* **WHAT IS ASKED**: Reproduce the data verbatim, beginning with its first line and continuing through the line that contains "y-tick-label: 0 <box>33 392 41 406</box>", with both of those lines included.

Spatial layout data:
_____

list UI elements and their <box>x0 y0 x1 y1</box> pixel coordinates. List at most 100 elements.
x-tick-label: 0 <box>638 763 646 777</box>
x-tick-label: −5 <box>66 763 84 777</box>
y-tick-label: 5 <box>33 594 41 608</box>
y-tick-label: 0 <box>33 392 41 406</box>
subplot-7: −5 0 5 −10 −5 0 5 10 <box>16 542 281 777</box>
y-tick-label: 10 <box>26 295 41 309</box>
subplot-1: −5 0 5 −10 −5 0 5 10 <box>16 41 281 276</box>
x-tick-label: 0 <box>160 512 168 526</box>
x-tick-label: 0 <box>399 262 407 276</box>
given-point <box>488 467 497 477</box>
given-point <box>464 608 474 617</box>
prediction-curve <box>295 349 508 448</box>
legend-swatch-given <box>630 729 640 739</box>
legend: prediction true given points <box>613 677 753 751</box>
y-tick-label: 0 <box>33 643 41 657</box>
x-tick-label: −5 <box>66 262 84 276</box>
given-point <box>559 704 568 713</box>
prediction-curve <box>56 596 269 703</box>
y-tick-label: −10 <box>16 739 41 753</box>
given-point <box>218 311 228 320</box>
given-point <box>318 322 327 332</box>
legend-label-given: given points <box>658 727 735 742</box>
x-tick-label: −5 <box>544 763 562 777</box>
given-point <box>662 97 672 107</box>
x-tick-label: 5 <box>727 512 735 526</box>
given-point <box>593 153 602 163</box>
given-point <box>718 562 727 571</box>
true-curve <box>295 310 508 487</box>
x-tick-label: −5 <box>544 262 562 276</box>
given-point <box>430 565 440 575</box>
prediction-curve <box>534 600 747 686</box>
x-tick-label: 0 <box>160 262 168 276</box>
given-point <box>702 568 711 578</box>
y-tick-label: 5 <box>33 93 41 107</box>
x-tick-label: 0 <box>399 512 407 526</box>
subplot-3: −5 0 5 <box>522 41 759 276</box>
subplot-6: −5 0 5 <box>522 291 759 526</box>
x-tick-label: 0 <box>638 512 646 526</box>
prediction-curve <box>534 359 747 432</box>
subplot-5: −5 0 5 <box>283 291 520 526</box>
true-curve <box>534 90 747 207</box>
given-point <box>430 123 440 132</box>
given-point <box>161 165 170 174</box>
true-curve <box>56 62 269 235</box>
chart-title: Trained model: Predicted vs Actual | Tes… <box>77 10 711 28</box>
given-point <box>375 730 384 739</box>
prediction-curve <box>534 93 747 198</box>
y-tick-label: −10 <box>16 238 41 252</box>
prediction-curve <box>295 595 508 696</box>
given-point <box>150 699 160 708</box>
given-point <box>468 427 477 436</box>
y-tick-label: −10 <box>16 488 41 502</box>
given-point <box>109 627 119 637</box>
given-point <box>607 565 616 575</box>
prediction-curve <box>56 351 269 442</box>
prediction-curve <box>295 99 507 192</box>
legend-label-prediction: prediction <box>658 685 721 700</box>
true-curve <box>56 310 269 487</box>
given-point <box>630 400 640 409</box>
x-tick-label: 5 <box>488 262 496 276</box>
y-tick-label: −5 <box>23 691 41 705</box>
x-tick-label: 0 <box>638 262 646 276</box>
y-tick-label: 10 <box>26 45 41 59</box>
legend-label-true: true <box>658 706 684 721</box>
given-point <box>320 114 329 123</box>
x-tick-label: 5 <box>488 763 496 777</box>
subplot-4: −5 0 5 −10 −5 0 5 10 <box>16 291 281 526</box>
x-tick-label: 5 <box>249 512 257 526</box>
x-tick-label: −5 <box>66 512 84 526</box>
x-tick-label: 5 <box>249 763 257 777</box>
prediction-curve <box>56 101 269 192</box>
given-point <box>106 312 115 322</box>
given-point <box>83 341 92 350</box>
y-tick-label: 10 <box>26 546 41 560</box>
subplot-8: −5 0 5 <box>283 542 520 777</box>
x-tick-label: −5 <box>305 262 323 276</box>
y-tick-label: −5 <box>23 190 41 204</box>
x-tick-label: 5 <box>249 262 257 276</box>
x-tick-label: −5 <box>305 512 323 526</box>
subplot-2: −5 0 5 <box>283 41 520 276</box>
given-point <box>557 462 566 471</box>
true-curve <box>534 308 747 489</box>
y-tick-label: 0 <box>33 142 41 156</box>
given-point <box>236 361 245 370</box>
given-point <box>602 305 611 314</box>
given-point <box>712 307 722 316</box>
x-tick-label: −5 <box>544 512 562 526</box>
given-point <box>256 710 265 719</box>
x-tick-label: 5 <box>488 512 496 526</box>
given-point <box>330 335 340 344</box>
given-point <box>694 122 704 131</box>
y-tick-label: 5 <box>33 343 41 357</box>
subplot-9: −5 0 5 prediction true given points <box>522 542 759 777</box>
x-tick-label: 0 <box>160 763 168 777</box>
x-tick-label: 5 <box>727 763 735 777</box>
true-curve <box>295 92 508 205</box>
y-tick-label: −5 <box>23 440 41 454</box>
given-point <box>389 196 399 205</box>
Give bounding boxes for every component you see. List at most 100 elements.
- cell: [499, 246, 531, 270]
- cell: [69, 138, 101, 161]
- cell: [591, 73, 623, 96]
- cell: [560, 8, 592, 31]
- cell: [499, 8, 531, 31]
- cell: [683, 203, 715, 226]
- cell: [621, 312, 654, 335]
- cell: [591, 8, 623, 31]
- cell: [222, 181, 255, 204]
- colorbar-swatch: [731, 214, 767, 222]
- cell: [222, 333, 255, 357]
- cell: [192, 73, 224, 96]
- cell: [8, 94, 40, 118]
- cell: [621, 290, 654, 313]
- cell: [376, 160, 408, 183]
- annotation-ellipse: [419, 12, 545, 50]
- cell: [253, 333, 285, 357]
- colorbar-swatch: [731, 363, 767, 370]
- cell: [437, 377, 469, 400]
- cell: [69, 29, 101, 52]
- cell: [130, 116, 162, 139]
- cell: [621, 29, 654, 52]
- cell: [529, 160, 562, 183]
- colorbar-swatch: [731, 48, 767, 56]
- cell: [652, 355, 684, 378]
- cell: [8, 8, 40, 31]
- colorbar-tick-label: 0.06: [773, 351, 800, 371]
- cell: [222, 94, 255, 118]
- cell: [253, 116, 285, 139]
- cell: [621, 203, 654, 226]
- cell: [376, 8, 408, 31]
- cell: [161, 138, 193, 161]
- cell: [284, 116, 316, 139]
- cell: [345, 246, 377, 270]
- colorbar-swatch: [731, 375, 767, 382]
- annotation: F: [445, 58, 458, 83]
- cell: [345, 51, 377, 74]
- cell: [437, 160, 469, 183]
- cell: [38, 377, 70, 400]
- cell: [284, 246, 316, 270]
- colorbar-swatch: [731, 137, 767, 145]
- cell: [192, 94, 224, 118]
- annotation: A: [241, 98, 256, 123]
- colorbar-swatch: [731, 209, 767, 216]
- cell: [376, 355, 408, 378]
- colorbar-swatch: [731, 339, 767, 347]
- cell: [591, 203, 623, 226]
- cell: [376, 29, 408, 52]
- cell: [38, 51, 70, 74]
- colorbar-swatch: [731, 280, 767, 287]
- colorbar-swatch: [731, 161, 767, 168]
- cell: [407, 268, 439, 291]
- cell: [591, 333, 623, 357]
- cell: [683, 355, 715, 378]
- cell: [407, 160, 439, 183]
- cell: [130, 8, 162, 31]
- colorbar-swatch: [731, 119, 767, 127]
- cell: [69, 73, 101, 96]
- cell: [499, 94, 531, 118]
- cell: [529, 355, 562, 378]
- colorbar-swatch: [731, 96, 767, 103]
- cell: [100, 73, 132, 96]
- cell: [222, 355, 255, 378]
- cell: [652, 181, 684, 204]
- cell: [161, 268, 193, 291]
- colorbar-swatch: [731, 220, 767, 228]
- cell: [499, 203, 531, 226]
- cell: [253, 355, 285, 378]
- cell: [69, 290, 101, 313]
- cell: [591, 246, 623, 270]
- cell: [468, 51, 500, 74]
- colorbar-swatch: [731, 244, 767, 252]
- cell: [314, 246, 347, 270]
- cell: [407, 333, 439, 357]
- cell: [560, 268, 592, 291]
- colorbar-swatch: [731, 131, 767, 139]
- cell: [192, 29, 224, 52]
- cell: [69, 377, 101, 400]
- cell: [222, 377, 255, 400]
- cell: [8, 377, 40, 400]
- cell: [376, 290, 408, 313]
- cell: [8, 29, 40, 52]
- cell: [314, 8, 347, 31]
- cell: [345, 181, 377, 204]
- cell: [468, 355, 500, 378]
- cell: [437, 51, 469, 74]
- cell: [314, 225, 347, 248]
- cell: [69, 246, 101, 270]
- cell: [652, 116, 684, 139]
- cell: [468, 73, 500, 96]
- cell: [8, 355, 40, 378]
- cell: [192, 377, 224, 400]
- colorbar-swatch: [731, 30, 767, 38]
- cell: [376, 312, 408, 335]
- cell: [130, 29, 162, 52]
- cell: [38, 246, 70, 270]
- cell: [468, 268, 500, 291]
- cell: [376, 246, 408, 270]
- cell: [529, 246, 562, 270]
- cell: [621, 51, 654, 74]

_____

* **SOLUTION TO THIS PROBLEM**:
list UI elements and their <box>x0 y0 x1 y1</box> pixel coordinates. List at most 100 elements.
x-tick-label: 0 <box>638 763 646 777</box>
x-tick-label: −5 <box>66 763 84 777</box>
y-tick-label: 5 <box>33 594 41 608</box>
y-tick-label: 0 <box>33 392 41 406</box>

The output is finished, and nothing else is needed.